** Begin **

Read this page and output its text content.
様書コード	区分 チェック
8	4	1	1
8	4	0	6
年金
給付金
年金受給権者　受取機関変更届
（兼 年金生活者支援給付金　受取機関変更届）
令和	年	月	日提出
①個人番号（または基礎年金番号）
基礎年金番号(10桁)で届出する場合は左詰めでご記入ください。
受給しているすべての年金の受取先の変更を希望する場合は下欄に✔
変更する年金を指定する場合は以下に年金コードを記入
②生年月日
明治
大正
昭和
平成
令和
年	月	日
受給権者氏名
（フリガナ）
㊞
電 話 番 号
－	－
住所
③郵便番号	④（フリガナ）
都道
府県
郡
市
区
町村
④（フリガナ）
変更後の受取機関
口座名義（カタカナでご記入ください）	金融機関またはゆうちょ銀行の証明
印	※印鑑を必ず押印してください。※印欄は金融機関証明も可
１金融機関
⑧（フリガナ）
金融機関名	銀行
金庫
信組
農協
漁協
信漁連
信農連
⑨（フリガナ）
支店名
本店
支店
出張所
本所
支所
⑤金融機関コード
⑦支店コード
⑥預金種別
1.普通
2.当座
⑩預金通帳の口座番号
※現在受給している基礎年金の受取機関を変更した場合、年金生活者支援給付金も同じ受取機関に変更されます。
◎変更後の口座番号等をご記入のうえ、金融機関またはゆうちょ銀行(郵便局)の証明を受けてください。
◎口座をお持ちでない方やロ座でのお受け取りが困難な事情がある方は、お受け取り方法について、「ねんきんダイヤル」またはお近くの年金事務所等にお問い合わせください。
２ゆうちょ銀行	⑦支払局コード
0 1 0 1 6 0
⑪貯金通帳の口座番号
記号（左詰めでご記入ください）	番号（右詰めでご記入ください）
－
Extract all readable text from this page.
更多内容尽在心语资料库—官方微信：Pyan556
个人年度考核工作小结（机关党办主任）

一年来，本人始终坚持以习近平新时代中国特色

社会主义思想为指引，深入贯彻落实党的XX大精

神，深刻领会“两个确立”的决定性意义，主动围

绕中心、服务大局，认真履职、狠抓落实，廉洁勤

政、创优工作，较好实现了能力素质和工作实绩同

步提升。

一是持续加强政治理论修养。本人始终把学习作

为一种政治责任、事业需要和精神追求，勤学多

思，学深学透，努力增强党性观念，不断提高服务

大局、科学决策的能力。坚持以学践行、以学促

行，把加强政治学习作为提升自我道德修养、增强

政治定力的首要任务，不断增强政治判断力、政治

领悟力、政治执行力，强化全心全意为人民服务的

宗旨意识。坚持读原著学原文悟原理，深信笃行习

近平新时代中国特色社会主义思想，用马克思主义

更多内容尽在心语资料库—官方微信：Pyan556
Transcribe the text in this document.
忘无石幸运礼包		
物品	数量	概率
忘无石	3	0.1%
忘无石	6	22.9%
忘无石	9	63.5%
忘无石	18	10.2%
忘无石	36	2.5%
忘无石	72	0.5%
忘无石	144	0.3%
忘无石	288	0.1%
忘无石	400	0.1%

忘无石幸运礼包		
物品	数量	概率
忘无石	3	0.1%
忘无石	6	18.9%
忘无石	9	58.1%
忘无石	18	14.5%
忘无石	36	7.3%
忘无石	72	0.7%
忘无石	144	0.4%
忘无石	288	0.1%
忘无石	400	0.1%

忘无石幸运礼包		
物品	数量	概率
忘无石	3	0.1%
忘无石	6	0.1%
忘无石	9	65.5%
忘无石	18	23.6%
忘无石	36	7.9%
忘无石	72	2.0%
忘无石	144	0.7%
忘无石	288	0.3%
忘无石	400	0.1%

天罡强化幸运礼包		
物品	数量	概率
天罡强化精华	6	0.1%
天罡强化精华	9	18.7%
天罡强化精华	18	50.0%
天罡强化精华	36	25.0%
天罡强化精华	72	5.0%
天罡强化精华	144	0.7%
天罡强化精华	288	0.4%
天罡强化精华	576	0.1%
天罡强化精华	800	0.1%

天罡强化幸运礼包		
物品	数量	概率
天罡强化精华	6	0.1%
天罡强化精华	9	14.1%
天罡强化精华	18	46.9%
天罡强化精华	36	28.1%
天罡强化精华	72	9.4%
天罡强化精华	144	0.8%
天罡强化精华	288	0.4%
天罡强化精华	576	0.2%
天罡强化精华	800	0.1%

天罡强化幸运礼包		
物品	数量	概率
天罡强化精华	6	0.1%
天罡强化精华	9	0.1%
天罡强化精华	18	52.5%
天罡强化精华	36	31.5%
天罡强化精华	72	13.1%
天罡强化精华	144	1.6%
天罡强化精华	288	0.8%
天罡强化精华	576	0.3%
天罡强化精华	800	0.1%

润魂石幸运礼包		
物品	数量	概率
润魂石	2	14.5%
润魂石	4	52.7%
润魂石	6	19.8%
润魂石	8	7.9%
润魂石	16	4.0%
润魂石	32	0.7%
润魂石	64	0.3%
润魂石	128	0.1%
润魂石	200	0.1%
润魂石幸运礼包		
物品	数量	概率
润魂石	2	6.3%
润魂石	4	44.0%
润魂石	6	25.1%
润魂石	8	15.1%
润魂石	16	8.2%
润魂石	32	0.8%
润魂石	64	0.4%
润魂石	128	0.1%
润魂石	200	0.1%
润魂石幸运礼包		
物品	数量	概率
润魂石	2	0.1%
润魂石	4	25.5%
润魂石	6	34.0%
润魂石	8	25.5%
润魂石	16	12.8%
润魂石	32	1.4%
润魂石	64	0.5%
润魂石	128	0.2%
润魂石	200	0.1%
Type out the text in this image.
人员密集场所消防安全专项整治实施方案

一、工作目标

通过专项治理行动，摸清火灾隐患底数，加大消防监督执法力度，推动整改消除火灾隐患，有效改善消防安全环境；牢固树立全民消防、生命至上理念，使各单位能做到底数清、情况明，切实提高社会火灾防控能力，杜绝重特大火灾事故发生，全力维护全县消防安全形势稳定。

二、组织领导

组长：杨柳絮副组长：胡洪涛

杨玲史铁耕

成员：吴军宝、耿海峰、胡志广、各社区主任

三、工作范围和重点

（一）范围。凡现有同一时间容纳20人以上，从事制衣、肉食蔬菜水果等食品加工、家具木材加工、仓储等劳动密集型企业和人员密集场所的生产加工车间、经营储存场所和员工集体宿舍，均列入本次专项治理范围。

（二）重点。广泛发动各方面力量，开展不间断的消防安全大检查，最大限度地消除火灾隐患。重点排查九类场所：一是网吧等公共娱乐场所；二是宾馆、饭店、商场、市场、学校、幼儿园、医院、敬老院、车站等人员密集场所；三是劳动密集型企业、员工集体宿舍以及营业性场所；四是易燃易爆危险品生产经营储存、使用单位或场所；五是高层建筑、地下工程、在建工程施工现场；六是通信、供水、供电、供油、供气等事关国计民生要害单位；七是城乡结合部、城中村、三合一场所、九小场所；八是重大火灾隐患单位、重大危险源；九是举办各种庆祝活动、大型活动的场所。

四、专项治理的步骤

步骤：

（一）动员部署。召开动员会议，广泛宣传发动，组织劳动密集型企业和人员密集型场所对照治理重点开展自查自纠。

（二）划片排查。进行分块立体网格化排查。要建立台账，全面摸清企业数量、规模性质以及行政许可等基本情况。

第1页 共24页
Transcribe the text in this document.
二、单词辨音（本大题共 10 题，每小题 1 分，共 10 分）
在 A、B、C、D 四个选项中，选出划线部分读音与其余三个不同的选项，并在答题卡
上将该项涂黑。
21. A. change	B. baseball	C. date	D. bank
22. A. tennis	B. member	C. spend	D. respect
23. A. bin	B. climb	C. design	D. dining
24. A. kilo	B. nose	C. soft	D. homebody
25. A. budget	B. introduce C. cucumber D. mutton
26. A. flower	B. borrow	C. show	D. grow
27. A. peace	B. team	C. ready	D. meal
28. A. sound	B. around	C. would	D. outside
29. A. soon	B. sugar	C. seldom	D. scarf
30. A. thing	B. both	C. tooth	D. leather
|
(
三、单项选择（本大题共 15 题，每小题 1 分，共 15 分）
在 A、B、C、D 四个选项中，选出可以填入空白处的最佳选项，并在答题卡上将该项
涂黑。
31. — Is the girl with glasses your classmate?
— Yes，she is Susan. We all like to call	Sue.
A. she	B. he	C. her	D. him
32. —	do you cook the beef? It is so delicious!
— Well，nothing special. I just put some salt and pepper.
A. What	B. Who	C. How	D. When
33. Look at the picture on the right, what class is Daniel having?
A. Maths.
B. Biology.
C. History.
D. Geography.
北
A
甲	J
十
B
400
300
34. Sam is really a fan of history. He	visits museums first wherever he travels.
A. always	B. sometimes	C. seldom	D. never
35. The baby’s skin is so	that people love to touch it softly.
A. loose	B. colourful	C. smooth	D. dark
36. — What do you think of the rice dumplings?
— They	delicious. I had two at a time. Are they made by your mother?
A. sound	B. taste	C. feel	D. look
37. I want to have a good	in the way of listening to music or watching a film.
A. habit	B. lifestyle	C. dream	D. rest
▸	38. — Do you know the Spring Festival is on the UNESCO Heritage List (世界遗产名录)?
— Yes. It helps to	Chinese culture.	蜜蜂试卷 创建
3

** End **

_TASK GOAL_. Within the listing above, work out how many lines contain the string "text", and reply with that number only.

_SOLUTION TO THE PROBLEM_. 5